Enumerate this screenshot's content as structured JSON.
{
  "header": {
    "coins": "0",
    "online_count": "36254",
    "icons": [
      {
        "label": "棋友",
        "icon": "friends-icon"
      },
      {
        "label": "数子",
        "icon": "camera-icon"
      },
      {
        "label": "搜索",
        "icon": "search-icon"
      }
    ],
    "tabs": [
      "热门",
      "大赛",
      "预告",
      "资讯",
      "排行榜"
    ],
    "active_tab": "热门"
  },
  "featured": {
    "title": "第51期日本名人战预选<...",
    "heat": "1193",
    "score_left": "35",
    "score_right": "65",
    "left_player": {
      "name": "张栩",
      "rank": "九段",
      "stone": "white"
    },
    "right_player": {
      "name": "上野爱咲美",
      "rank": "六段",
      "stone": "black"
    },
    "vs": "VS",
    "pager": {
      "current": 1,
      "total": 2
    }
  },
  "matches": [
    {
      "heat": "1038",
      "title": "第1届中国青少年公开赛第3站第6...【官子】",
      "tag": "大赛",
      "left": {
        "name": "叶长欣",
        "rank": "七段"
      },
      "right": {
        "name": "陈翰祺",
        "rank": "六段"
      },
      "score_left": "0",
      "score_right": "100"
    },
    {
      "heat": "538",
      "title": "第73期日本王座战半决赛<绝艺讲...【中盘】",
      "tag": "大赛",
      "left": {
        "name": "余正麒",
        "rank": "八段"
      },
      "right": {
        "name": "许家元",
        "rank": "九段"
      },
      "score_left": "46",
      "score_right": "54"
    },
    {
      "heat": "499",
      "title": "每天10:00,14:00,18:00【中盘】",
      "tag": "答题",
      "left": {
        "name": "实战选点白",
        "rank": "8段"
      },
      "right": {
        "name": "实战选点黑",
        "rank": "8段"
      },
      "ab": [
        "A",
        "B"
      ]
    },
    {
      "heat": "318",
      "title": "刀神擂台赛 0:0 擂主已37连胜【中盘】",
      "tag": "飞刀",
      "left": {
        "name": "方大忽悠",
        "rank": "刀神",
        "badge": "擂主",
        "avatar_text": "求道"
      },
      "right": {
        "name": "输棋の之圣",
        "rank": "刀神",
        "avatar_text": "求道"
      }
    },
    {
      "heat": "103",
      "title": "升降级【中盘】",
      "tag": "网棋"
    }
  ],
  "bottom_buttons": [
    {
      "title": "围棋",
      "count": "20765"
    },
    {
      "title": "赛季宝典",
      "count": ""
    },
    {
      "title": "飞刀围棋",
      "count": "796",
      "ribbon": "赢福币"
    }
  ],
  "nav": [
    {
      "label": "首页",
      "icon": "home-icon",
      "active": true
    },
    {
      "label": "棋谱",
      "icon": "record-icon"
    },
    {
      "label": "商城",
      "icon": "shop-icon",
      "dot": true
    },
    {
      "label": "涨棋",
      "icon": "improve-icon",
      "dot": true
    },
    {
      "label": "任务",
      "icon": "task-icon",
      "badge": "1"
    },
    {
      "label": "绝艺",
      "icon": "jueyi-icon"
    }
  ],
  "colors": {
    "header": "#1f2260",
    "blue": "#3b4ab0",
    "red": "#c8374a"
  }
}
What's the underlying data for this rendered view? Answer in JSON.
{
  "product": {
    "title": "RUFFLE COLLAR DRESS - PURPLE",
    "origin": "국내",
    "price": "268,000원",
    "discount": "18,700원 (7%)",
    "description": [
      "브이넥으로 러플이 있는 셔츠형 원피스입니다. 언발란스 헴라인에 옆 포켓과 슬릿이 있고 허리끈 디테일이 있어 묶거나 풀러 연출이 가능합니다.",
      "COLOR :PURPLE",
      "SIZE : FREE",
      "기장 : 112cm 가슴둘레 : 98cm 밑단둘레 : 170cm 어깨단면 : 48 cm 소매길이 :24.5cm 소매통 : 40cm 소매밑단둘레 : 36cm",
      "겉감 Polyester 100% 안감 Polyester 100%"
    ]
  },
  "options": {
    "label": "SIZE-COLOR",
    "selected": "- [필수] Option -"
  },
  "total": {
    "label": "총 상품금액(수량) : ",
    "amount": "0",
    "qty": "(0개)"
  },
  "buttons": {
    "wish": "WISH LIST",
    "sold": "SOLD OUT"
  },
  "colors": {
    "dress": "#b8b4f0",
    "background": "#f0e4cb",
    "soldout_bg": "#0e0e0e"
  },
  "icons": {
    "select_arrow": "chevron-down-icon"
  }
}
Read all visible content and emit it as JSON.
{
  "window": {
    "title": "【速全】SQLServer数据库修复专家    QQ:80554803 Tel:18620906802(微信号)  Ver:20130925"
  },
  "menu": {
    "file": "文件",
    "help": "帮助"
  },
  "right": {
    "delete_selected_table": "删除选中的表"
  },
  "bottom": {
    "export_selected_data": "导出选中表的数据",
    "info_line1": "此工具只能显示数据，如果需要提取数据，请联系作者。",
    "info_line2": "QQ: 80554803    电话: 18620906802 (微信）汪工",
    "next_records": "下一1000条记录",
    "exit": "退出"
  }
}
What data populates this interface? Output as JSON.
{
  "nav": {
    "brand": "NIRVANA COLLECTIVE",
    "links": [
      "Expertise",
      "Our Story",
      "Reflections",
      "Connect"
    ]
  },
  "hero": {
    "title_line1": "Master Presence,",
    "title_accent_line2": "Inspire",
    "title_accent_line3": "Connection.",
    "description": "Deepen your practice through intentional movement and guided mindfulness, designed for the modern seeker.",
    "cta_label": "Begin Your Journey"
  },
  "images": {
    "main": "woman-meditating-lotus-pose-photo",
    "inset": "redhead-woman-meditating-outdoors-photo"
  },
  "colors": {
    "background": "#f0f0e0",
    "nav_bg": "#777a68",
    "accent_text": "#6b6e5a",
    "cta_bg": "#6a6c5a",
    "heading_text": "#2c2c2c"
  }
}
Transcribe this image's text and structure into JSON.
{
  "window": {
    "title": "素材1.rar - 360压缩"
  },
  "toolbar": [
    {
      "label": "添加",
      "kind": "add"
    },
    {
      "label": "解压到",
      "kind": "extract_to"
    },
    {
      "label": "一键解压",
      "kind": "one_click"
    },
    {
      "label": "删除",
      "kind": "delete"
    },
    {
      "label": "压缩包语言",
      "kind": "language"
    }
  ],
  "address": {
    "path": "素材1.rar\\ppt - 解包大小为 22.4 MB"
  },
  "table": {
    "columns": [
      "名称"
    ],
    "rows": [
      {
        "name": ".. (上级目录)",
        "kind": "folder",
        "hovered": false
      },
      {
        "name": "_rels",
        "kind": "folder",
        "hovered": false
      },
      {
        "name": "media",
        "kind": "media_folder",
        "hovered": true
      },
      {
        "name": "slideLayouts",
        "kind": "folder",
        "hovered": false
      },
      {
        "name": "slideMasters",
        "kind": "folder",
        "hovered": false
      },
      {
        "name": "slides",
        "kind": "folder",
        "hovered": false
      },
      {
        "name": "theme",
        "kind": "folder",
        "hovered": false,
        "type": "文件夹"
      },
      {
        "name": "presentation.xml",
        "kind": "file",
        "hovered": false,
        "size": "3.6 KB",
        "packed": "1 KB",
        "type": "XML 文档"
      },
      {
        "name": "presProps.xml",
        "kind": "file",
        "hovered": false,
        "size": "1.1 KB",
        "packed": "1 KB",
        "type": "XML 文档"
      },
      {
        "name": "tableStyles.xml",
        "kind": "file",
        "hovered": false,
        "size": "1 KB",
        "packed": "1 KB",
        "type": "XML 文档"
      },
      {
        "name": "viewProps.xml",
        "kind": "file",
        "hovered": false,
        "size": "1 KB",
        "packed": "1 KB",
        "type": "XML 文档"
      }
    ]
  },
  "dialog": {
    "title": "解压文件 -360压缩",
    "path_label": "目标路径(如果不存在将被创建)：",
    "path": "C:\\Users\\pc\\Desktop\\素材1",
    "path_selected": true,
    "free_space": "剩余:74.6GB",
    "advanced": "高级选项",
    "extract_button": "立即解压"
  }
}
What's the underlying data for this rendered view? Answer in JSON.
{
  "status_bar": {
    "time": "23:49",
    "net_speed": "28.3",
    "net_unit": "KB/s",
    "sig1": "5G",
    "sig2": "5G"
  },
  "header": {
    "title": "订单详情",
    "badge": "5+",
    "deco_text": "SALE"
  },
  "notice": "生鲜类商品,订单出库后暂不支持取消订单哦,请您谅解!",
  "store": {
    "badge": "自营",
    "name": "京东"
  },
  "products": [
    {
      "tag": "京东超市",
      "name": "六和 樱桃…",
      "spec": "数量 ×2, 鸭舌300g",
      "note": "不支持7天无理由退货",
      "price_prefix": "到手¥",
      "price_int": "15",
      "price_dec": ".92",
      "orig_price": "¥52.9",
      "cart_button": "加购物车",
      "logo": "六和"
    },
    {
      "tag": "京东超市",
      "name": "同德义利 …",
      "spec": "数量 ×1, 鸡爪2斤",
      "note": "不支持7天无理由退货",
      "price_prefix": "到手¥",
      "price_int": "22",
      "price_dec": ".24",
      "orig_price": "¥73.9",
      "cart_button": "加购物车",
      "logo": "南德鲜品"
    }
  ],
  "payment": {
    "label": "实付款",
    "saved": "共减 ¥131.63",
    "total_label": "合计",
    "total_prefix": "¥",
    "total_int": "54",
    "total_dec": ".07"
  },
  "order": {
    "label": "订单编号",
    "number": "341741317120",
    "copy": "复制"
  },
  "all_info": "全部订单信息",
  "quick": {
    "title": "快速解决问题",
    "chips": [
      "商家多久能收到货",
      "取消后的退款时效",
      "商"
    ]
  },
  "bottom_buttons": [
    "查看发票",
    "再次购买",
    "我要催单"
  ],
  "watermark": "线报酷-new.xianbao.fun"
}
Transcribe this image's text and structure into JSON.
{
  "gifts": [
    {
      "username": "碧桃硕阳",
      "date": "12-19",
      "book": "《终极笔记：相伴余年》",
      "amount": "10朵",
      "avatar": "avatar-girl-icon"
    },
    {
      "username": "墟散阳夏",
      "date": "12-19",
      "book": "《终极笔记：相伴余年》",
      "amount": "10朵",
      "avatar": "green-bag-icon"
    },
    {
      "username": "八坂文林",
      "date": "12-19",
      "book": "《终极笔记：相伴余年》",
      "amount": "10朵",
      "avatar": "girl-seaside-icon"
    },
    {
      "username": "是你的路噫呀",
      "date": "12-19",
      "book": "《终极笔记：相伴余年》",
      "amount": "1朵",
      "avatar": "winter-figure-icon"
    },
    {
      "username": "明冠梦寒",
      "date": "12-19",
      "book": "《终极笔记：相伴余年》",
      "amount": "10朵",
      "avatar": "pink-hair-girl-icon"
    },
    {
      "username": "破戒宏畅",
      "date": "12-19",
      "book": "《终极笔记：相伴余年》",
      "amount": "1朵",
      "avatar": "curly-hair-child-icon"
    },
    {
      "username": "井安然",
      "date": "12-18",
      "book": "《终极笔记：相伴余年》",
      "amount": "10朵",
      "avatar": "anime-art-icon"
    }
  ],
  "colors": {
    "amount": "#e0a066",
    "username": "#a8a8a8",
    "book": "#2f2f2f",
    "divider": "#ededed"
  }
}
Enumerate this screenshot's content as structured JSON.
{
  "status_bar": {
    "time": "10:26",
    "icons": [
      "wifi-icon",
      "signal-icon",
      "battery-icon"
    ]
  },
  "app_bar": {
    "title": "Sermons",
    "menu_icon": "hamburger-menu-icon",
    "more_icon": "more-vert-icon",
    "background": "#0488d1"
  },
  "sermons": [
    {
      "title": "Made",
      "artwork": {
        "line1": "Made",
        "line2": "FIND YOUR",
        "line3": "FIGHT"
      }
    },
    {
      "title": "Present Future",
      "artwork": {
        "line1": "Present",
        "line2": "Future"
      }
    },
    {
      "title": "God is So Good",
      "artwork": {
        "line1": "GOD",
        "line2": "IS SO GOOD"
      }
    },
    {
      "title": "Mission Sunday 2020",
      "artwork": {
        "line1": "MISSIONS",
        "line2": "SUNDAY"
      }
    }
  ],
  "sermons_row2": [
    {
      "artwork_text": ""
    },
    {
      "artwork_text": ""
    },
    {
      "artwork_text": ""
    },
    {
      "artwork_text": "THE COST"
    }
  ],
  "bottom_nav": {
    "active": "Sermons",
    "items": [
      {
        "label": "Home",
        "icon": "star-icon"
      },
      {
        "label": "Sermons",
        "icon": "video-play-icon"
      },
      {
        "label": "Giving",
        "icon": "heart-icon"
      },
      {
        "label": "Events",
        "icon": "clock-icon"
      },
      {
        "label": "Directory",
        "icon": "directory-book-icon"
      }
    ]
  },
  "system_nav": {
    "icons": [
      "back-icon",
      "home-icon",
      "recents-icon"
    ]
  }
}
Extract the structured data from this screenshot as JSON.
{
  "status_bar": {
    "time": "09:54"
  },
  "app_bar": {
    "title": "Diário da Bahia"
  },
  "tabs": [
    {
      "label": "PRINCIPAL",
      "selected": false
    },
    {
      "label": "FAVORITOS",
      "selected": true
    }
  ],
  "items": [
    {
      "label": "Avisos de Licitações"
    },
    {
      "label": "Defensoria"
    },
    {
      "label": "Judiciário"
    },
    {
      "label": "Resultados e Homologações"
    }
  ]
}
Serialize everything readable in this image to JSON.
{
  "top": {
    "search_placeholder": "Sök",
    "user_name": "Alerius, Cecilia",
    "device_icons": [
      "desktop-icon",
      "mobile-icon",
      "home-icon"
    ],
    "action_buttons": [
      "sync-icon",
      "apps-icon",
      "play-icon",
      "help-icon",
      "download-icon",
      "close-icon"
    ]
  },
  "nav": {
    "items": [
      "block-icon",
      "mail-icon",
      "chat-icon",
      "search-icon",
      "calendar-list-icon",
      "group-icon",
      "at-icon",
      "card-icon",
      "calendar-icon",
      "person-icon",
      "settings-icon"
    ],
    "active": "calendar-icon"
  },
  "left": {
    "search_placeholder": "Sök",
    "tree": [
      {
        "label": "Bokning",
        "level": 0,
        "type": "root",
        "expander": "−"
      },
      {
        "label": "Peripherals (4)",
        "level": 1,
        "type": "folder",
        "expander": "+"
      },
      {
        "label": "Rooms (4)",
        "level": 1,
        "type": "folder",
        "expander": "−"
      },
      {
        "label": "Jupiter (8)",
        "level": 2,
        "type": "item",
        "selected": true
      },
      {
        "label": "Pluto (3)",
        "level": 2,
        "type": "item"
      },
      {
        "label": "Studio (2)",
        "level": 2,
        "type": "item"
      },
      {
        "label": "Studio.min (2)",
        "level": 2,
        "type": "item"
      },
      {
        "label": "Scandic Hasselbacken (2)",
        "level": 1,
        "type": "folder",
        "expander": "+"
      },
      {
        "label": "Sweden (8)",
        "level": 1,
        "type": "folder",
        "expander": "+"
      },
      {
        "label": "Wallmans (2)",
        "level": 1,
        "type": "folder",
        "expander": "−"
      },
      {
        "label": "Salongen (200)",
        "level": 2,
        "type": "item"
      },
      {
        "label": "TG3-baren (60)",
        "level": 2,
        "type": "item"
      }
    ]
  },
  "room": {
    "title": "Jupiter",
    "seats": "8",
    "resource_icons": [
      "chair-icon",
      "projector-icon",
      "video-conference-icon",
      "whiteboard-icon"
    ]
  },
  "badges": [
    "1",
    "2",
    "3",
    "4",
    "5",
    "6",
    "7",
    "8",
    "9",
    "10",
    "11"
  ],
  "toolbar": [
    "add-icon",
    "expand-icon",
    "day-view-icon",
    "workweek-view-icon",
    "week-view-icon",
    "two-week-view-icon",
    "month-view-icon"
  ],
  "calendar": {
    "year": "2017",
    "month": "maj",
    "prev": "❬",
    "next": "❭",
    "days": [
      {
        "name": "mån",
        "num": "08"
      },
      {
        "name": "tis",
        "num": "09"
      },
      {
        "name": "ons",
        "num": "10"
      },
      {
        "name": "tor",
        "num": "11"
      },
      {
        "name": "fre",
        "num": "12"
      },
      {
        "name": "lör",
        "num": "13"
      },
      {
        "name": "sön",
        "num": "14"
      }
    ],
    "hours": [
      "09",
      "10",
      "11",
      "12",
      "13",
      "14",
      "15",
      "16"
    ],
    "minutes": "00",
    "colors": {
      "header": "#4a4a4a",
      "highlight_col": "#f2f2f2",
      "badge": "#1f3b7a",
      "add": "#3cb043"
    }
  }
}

======

WRITTEN TASK:
Return from the data every line that holds "background".

CORRECT RESPONSE:
    "background": "#f0e4cb",
    "background": "#f0f0e0",
    "background": "#0488d1"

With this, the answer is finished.